ITEMS —
....................
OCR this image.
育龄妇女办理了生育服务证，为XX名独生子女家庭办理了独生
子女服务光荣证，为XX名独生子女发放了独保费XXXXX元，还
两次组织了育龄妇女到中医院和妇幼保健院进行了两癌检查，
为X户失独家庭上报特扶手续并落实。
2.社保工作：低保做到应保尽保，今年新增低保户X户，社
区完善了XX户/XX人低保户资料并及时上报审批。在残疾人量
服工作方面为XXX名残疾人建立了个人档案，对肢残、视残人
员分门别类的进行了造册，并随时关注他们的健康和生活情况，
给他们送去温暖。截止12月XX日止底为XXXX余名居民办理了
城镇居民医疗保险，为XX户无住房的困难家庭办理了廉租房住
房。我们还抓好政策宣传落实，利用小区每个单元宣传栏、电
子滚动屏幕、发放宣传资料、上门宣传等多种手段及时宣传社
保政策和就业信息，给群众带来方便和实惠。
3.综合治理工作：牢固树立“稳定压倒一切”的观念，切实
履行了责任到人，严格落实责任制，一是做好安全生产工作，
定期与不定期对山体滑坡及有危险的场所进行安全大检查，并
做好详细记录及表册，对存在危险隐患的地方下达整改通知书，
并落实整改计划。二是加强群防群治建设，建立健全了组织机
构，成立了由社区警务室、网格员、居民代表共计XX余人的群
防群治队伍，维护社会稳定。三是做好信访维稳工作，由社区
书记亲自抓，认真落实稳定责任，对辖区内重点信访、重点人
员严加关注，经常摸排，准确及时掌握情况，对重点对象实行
....................
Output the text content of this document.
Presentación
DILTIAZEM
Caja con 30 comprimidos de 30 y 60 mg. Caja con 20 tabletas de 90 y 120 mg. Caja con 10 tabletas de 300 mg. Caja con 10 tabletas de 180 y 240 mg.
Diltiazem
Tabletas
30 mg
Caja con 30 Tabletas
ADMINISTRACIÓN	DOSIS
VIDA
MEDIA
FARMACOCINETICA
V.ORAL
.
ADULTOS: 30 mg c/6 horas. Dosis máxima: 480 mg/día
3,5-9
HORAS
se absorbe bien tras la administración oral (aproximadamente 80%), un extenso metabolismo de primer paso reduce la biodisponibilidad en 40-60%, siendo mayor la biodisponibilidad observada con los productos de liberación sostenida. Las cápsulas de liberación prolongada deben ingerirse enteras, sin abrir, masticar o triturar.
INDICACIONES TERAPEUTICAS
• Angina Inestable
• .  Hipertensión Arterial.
....................
STATED PROBLEM —
Filter the entries and copy out every line with the word "this".

TASK SOLUTION —
OCR this image.
Output the text content of this document.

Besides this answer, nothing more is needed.